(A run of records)

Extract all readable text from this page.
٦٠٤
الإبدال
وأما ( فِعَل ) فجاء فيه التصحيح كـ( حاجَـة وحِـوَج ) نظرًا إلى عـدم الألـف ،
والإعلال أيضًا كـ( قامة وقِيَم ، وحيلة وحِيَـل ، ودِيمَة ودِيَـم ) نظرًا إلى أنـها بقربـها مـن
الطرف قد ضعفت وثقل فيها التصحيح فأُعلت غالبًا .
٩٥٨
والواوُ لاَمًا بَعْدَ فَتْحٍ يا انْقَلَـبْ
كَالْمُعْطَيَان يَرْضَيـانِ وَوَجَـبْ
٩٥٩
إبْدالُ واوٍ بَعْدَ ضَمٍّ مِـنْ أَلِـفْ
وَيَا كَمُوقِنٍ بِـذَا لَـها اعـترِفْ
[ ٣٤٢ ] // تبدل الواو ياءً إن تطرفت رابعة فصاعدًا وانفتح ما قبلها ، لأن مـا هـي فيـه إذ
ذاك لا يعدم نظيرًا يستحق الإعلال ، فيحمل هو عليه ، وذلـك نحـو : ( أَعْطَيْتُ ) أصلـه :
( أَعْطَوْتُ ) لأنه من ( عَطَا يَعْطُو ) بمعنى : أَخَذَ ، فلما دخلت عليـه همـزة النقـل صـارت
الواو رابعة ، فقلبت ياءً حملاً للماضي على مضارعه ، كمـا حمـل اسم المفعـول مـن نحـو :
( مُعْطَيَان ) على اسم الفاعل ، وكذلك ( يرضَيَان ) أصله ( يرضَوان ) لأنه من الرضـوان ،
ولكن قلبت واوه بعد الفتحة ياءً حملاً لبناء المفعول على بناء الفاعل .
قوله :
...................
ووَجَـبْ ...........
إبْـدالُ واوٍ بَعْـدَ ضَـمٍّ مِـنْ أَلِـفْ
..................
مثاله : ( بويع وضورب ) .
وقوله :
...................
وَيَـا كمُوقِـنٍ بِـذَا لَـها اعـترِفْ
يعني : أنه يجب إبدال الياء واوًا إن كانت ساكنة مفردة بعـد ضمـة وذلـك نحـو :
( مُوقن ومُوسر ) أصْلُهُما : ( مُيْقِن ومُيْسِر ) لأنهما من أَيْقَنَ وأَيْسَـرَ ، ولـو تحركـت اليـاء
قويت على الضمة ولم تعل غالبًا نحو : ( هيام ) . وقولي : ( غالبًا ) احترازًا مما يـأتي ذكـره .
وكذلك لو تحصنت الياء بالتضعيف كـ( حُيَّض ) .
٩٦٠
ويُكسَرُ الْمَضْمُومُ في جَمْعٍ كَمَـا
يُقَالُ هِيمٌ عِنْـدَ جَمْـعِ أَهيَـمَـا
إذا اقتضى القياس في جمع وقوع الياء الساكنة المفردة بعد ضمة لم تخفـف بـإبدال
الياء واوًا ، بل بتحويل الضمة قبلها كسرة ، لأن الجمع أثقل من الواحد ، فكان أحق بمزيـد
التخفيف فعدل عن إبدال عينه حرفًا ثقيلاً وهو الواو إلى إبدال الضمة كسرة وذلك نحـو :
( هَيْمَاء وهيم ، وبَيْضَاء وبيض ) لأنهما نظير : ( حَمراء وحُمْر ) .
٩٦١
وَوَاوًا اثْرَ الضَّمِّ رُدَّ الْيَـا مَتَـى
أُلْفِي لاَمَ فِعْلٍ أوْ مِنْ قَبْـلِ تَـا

---

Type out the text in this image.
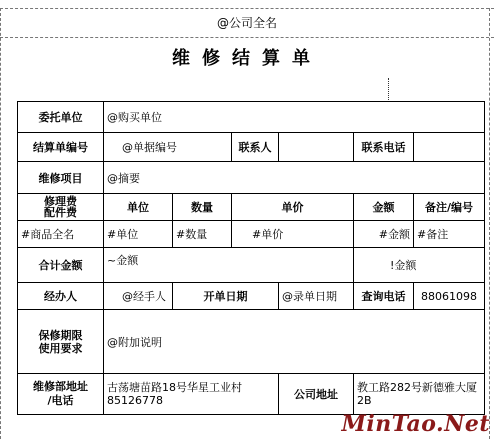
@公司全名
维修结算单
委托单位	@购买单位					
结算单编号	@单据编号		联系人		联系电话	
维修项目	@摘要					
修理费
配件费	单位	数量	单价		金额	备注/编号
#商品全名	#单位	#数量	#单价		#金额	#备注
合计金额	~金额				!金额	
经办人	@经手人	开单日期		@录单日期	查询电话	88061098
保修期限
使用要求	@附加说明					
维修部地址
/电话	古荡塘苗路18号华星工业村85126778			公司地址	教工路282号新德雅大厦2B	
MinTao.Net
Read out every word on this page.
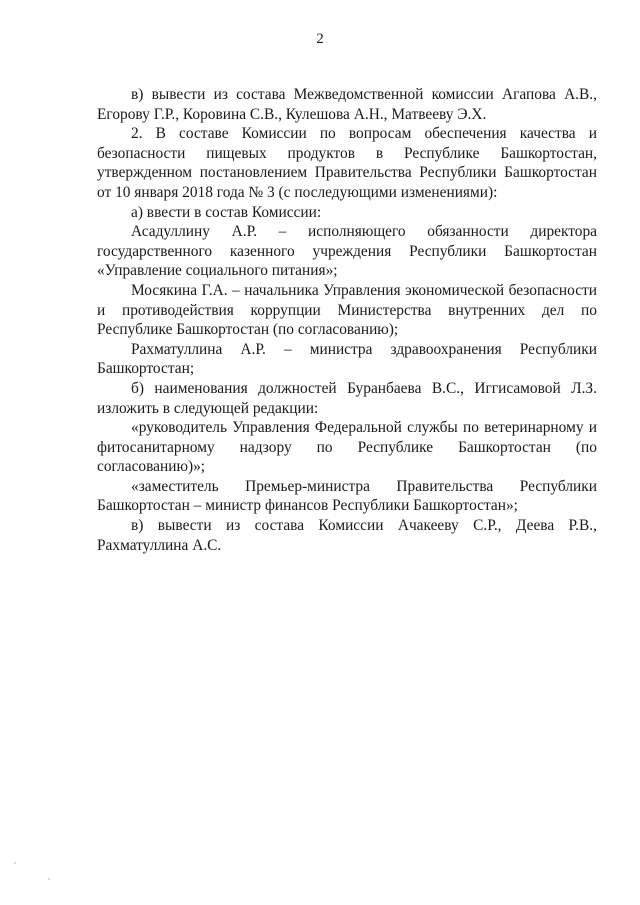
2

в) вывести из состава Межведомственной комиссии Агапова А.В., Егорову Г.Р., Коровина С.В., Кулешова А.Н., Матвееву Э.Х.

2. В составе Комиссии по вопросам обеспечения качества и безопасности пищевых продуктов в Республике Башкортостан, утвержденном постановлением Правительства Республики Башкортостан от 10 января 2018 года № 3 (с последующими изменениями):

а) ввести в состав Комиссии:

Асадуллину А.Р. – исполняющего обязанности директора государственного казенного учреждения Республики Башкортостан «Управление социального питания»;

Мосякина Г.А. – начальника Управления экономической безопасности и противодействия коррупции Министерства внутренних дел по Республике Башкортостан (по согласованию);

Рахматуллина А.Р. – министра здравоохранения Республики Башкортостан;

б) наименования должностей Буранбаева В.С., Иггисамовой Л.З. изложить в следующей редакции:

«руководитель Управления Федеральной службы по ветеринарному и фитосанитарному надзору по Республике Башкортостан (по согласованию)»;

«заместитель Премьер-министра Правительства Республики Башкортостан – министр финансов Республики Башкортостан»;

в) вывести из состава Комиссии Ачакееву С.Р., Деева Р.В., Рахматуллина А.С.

==

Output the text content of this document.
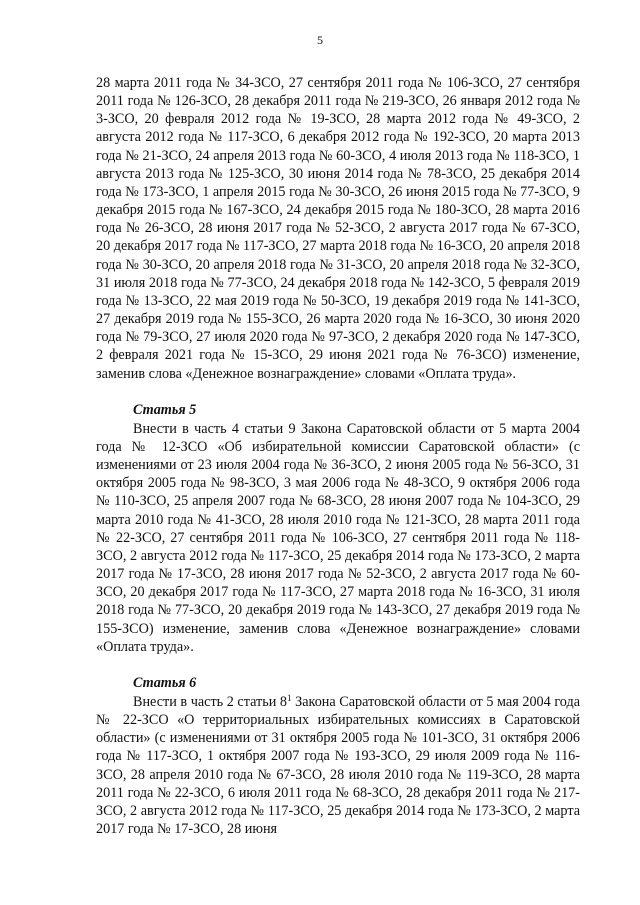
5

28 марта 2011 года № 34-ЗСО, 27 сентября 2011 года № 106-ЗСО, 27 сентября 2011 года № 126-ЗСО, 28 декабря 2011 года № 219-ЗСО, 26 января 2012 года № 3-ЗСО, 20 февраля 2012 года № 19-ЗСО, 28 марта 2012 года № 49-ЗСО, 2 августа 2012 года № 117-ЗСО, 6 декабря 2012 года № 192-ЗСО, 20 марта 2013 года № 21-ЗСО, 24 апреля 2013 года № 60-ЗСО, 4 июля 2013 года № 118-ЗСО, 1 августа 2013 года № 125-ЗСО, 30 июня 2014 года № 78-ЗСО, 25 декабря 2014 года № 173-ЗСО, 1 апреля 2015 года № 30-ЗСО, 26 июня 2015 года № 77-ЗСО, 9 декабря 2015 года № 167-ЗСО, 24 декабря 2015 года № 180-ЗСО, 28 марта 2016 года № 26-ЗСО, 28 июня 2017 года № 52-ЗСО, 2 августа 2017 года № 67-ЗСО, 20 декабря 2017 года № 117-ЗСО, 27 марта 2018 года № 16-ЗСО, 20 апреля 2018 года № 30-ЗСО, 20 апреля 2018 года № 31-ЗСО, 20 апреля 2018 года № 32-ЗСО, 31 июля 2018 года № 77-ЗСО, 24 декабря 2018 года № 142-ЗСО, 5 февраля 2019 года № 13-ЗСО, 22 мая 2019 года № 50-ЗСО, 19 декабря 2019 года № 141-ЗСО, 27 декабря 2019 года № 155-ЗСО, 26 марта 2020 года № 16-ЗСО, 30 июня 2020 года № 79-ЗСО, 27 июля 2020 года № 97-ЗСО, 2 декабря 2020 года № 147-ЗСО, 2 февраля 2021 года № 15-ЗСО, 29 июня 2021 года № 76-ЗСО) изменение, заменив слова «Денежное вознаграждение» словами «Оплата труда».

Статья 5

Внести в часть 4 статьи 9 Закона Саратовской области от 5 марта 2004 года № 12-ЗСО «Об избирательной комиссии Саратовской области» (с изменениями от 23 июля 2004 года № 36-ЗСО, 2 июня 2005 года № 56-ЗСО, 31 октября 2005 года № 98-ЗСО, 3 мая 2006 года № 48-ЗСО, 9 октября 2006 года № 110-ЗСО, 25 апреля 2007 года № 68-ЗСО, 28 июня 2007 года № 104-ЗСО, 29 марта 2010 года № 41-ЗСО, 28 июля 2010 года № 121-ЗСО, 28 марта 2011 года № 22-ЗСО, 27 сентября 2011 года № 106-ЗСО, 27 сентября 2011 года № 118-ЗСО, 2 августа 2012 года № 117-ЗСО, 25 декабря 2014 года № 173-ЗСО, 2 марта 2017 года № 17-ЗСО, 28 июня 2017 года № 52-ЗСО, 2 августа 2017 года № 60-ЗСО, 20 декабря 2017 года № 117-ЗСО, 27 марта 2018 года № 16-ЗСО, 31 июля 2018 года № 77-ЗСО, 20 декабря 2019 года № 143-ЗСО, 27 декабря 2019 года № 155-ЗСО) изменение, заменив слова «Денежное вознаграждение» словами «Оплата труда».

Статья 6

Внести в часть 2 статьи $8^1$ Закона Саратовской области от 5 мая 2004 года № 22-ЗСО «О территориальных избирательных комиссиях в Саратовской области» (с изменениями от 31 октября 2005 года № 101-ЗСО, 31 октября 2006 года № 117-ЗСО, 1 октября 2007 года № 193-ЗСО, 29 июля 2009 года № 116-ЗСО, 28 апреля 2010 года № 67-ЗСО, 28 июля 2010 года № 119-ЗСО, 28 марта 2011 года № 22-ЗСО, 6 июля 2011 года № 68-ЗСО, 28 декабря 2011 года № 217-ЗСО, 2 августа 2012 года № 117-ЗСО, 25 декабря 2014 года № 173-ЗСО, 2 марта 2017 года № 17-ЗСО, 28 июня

### Brief
Each line containing the word "this" counts once; say how many such lines there are, giving only the number.

### Final result
4